Ausgewählter Text:

= = = = = = =

Wegen der sehr perfiden Vorgehensweise und der momentanen Massivität, mit der diese Masche auf Twitter (und vermutlich auch bei vergleichbaren Web-2.0-Sites) durchgezogen wird, kann ich nur eine deutliche Warnung aussprechen: Nicht auf jeden Link klicken, der einem mit einer „persönlichen“ Nachricht zugesteckt wird. Dies gilt in besonderer Weise, wenn der Link von einem bislang völlig Unbekannten kommt oder der begleitende Text dermaßen dümmlich um Aufmerksamkeit buhlt. Wenn dann ein Blick in die Twitter-Timeline dieses völlig Unbekannten zeigt, dass dauernd gleichlautende Links an alle möglichen Leute gesteckt werden, ist die Sache klar: Es handelt sich um einen Spammer, der gemeldet werden sollte, damit der Schaden für andere Menschen begrenzt wird. Das bisschen Vorsicht vor einem schnellen, unüberlegten Klick kann eine Menge späteren Ärger ersparen.
Wer glaubt oder nur befürchtet, dass er schon auf diese besondere Masche reingefallen ist, sollte unbedingt handeln. Alle Erweiterungen sollten im betroffenen Browser – in diesem Fall sind nur Firefox, Chrome und Chromium betroffen – sofort entfernt werden (die Schadsoftware kann unter völlig anderem Namen auftreten), das Verzeichnis mit den Extensions im Dateisystem gelöscht werden und dann können die wirklich benötigten Extensions neu installiert werden. Nicht einmal bei dieser etwas ruppigen Vorgehensweise kann ich zusichern, dass die Schadsoftware zuverlässig entfernt wurde (HTML 5 kennt viele Wege, Daten lokal zu speichern); ich kann auch nicht auszuschließen, dass ein weiterer, von mir beim schnellen Überfliegen nicht bemerkter Schadcode dieser Spammer noch einen anderen Schaden angerichtet hat. Wie ich oben bereits gesagt habe: Es ist ein ernstes Problem.

= = = = = = =

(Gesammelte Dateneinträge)

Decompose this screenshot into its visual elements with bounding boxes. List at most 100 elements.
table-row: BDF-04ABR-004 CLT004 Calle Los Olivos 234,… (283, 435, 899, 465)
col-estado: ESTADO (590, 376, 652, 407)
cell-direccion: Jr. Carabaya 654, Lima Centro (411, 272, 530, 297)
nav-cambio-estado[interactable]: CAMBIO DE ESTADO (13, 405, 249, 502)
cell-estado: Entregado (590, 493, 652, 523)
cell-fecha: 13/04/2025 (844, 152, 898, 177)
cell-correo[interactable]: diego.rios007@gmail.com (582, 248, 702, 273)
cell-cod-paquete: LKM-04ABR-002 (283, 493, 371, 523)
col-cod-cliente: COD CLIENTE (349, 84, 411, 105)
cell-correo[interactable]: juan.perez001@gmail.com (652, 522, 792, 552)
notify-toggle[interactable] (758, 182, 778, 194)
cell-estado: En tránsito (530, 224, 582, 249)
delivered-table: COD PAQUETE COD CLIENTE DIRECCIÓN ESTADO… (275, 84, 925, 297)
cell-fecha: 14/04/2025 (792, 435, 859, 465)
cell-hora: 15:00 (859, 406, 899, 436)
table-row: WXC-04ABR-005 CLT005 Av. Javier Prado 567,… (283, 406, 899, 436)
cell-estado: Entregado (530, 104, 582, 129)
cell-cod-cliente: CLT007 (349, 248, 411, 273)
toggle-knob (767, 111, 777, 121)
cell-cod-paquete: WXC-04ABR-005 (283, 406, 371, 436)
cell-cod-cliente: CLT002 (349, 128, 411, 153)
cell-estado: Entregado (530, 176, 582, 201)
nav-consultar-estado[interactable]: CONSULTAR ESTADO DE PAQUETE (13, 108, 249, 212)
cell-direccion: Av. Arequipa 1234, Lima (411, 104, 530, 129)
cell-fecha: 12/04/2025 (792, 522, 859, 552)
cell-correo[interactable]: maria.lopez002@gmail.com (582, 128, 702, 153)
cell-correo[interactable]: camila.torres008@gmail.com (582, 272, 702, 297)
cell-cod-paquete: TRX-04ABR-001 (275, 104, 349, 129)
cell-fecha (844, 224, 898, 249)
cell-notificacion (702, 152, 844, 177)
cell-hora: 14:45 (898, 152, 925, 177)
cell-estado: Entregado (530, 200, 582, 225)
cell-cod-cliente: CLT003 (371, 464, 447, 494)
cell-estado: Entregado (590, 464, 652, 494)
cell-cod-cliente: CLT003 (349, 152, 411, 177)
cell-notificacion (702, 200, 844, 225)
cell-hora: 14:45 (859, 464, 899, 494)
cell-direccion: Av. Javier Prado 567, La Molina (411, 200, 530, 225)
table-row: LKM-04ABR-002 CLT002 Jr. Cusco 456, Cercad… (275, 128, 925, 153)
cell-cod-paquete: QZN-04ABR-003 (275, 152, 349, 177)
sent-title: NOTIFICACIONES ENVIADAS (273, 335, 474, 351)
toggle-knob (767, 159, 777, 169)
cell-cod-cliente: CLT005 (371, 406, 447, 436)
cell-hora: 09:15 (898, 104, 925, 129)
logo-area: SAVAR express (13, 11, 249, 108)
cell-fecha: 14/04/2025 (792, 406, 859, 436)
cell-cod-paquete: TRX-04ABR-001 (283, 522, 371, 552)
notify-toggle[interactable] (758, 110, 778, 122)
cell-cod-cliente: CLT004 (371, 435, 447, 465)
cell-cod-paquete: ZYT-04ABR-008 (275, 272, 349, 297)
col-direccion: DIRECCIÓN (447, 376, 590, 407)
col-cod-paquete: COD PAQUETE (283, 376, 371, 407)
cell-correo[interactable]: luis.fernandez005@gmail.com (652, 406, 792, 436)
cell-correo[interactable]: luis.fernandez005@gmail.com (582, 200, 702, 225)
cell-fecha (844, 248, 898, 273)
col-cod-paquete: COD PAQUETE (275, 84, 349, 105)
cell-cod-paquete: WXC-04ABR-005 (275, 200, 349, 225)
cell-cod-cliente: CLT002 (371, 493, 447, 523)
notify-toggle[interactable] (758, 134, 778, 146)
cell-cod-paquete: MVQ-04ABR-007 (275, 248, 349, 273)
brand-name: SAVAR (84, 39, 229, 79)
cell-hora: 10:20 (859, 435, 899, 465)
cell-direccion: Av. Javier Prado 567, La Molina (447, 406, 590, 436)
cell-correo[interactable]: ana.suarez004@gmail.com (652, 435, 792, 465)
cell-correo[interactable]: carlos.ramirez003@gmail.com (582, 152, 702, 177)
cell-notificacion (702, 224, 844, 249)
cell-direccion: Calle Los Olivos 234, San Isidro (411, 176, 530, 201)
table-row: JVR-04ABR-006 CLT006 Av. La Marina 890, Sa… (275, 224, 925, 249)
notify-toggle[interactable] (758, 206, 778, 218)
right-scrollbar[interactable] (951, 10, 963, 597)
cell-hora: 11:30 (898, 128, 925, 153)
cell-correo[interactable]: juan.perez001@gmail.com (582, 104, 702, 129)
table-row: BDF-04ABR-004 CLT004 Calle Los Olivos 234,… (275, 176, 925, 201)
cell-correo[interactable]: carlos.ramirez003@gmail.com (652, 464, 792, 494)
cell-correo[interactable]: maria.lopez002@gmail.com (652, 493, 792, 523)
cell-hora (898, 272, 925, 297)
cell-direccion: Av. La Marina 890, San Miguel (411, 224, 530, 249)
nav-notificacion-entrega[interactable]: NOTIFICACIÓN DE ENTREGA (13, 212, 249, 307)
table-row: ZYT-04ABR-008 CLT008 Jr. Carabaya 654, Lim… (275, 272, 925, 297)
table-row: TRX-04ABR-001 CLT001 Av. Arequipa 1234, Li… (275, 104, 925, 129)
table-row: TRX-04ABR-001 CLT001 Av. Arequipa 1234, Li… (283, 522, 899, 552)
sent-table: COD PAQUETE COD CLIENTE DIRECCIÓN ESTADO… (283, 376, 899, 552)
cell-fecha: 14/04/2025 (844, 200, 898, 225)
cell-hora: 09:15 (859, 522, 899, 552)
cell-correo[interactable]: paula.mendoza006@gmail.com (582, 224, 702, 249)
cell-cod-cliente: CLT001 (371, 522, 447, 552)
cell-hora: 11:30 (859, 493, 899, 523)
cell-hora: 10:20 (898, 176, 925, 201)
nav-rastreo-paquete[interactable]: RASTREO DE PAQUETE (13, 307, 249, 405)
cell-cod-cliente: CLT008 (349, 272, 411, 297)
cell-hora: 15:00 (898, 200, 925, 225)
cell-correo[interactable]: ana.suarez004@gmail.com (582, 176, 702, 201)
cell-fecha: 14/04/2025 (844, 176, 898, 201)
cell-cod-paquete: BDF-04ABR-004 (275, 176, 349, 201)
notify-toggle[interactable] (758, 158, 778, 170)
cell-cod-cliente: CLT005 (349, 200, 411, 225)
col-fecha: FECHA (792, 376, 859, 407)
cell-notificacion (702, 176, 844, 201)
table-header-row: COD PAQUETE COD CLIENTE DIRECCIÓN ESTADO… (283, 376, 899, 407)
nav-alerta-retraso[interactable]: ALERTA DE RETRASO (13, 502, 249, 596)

= = = = = = =

Deine Aufgabe:
Welche Browser sind laut dem Text über die Spam-Masche auf Twitter betroffen?

Lösung:
Nur Firefox, Chrome und Chromium.